Tujuan Tugas |
1. Menurut kutipan halaman, apa dua hal pokok yang menjadi landasan hukum sistem ekonomi Islam?
2. Tentukan apakah setiap pernyataan berikut sesuai dengan kutipan halaman. Jawab ya atau tidak, lalu kutip kata-kata penentunya persis dari teks.
(a) Ekonomi syariah mengharamkan riba.
(b) Secara konsep dan prinsip, hukum yang diambil dari Alquran dan sunnah dapat berubah mengikuti zaman.
(c) Ayat tentang riba yang dikutip berasal dari surat Al-Baqarah ayat 275.

___ Kutipan Halaman ___

Sumber Norma Dalam Ekonomi Islam

1.definisi ekonomi Islam
Ekonomi Islam adalah kumpulan dari dasar-dasar umum ekonomi yang diambil dari Alquran dan sunnah Rasulullah serta dari tatanan ekonomi yang dibangun diatas dasar dasar tersebut sesuai dengan berbagai macam atau lingkungan dan setiap zaman. Pada definisi tersebut terdapat dua hal pokok yang menjadi landasan hukum sistem ekonomi Islam yaitu Alquran dan sunnah Rasulullah hukum-hukum yang diambil dari kedua landasan pokok tersebut secara konsep dan prinsip adalah tetap  tidak dapat berubah kapan pun dan dimana saja. Tetapi pada praktiknya untuk hal-hal dan situasi serta kondisi tertentu bisa saja berlaku luwes atau murunah dan ada pula yang bisa mengalami perubahan.

2. Sumber - Sumber Ekonomi Islam
a)      AL-QUR’AN
Al Quran adalah sumber Islam yang diturunkan kepada Nabi Muhammad SAW untuk disampaikan kepada umat manusia sebagai pedoman keselamatan kehidupan dunia dan akhirat. Didalam ekonomi syariah jelas bahwa dalam sistemnya sangat menolak dan bahkan mengharamkan yang namanya riba bahkan hukuman bagi mereka yang dalam menjalankan roda perekonomiannya melakukan praktek riba lebih berat dari pada dosa enam puluh kali zina. Dan allah pun berfirman dalam surat Al- Baqarah Ayat 275:
ٱلَّذِينَ يَأۡكُلُونَ ٱلرِّبَوٰاْ لَا يَقُومُونَ إِلَّا كَمَا يَقُومُ ٱلَّذِي يَتَخَبَّطُهُ ٱلشَّيۡطَٰنُ مِنَ ٱلۡمَسِّۚ ذَٰلِكَ بِأَنَّهُمۡ قَالُوٓاْ إِنَّمَا ٱلۡبَيۡعُ مِثۡلُ ٱلرِّبَوٰاْۗ وَأَحَلَّ ٱللَّهُ ٱلۡبَيۡعَ وَحَرَّمَ ٱلرِّبَوٰاْۚ فَمَن جَآءَهُۥ مَوۡعِظَةٞ مِّن رَّبِّهِۦ فَٱنتَهَىٰ فَلَهُۥ مَا سَلَفَ وَأَمۡرُهُۥٓ إِلَى ٱللَّهِۖ وَمَنۡ عَادَ فَأُوْلَٰٓئِكَ أَصۡحَٰبُ ٱلنَّارِۖ هُمۡ فِيهَا خَٰلِدُونَ ٢٧٥
“Orang-orang yang makan (mengambil) riba tidak dapat berdiri melainkan seperti berdirinya orang yang kemasukan syaitan lantaran (tekanan) penyakit gila. Keadaan mereka yang demikian itu, adalah disebabkan mereka berkata (berpendapat), sesungguhnya jual beli itu sama dengan riba, padahal Allah telah menghalalkan jual beli dan mengharamkan riba. Orang-orang yang telah sampai kepadanya larangan dari Tuhannya, lalu terus berhenti (dari mengambil riba), maka baginya apa yang telah diambilnya dahulu (sebelum datang larangan); dan urusannya (terserah) kepada Allah. Orang yang kembali (mengambil riba), maka orang itu adalah penghuni-penghuni neraka; mereka kekal di dalamnya”. (Q.S Al-Baqarah: 275)

___ Item yang Diberikan ___

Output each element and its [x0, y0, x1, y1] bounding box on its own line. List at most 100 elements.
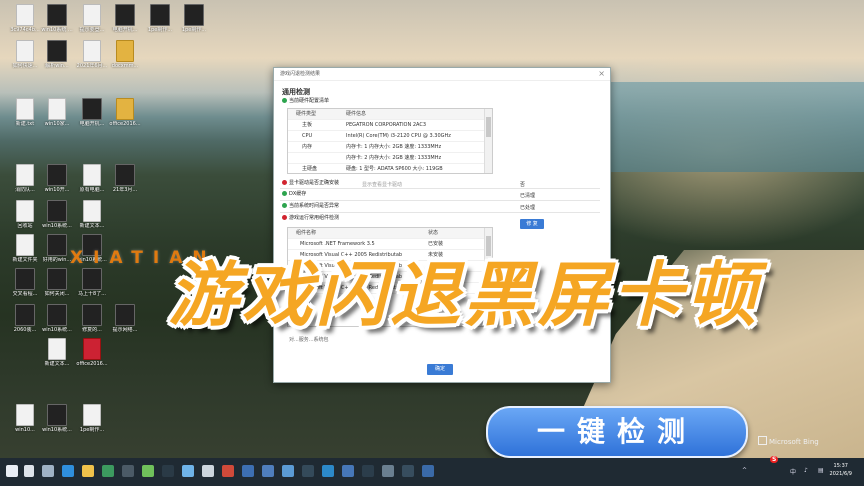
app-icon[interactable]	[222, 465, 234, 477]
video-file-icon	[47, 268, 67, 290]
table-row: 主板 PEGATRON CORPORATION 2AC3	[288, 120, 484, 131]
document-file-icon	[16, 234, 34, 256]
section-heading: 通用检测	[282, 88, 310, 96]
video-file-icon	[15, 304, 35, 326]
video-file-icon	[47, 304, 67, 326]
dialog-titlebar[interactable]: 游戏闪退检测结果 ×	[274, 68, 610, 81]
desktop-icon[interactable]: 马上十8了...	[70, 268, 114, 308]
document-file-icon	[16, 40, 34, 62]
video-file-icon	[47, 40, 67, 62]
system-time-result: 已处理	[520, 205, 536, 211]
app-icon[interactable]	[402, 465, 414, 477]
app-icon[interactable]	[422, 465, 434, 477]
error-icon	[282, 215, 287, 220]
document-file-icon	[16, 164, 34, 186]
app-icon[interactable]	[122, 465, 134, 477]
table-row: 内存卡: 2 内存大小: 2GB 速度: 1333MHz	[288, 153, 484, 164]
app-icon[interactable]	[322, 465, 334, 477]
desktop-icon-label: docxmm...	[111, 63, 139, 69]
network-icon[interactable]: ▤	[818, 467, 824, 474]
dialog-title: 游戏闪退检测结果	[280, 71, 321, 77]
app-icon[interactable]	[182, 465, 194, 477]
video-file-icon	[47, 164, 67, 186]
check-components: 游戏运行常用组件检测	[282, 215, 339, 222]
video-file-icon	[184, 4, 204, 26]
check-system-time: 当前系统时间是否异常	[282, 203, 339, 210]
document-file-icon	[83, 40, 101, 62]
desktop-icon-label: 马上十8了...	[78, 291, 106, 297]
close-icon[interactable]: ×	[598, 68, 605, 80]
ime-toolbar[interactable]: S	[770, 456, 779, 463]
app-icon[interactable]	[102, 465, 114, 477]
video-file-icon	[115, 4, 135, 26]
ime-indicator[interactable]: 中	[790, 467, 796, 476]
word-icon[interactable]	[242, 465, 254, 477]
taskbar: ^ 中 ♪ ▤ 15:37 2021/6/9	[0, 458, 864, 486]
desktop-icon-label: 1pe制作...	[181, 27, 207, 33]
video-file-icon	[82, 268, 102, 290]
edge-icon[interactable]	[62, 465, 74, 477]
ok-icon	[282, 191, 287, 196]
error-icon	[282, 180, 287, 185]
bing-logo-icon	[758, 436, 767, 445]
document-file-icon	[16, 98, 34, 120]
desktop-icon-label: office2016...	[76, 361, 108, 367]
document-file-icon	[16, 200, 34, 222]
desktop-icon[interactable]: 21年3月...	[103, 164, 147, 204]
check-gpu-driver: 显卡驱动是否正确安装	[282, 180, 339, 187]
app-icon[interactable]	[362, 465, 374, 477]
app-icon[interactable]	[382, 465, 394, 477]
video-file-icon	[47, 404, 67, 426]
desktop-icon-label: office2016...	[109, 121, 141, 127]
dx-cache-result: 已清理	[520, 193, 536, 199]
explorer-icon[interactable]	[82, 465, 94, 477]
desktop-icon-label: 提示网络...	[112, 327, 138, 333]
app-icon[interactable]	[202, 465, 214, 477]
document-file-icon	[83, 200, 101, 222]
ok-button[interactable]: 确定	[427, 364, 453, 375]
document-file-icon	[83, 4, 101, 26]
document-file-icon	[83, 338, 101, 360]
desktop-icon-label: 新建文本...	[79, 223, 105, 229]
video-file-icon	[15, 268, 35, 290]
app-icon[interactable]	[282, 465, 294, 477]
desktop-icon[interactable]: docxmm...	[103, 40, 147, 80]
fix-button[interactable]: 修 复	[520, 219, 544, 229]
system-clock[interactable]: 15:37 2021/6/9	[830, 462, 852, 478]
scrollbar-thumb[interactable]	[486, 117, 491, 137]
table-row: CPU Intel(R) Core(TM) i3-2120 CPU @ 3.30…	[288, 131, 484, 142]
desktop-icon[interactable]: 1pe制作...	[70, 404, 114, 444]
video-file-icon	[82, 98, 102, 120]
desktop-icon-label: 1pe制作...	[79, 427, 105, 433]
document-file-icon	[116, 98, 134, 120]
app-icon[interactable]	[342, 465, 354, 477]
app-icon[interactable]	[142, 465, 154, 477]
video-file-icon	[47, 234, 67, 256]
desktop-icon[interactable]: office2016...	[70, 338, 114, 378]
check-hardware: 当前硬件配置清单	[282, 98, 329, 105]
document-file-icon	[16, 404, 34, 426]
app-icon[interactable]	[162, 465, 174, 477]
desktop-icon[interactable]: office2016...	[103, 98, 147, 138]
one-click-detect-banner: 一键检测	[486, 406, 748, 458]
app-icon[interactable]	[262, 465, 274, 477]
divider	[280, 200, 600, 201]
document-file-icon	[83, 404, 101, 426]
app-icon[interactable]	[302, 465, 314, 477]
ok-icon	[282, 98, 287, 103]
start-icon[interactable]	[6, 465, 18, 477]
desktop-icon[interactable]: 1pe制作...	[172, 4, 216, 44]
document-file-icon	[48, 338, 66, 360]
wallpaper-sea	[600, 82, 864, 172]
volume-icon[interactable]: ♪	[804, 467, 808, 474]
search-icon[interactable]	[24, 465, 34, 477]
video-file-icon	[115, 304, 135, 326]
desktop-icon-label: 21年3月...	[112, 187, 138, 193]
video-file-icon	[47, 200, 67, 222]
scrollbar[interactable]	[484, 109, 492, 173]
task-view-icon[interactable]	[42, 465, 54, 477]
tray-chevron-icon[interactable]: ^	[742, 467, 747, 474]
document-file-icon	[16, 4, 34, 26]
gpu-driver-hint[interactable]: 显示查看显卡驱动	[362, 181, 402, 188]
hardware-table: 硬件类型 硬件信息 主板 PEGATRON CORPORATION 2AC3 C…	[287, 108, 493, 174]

___
___ Item yang Diberikan ___

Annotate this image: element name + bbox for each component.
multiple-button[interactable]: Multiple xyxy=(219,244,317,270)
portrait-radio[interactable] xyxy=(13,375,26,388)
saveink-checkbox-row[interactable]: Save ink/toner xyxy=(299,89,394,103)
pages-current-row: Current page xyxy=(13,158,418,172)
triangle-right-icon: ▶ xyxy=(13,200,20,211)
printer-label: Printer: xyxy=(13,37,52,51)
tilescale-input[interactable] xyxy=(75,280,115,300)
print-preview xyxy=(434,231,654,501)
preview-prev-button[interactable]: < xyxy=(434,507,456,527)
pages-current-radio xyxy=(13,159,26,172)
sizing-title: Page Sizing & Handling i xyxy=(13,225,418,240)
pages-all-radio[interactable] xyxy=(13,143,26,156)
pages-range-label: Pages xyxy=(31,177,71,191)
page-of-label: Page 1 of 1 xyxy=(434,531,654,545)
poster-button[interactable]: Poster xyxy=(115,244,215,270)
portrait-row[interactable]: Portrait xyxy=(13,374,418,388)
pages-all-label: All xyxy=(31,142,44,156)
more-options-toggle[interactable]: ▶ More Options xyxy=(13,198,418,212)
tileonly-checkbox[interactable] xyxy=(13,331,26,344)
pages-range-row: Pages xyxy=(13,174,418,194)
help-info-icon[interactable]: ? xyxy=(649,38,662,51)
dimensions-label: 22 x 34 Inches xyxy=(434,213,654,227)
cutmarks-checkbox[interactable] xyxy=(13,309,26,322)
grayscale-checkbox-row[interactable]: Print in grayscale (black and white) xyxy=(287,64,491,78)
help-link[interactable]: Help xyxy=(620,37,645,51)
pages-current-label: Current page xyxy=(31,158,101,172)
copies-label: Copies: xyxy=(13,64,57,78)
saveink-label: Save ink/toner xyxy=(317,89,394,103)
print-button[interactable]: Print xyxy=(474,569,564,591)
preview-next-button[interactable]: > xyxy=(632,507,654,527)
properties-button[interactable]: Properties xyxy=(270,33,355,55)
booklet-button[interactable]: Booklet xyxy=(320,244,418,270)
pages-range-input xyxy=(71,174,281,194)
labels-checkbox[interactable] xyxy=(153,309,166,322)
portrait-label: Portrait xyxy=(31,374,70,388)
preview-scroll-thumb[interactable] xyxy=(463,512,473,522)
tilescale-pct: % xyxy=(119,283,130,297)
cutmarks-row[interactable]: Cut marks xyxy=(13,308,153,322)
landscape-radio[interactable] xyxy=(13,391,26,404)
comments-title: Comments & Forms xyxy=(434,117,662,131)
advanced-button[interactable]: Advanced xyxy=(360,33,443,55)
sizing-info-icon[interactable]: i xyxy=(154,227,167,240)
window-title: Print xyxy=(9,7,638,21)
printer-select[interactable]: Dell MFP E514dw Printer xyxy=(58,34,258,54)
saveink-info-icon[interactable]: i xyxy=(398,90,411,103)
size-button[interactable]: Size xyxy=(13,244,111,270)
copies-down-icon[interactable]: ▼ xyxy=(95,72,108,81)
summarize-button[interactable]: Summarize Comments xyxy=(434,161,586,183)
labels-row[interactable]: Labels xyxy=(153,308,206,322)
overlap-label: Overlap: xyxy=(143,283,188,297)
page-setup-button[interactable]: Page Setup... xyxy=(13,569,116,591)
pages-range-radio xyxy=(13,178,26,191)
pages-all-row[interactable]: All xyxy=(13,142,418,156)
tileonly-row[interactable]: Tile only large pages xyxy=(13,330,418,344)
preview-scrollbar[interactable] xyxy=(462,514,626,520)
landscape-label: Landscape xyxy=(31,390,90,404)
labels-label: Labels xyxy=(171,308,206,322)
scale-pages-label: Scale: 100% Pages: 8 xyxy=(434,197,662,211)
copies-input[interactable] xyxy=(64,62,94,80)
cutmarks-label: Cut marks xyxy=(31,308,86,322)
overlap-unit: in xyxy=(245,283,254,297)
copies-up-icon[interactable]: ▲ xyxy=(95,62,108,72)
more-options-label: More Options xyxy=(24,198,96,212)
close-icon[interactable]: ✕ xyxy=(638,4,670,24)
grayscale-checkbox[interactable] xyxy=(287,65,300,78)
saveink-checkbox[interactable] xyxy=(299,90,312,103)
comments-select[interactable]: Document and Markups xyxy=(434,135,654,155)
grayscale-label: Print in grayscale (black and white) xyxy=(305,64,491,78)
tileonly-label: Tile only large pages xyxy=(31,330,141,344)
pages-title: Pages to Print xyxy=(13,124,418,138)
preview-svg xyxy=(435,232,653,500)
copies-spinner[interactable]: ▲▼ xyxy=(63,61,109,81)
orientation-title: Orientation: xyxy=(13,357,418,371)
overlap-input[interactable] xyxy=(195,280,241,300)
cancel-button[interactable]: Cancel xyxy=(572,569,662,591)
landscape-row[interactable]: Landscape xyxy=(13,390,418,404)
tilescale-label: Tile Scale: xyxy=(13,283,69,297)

___

Jawaban yang Diharapkan |
1. Alquran dan sunnah Rasulullah.

2.
(a) Ya: "sangat menolak dan bahkan mengharamkan yang namanya riba".
(b) Tidak: "tidak dapat berubah kapan pun dan dimana saja".
(c) Ya: "dalam surat Al- Baqarah Ayat 275".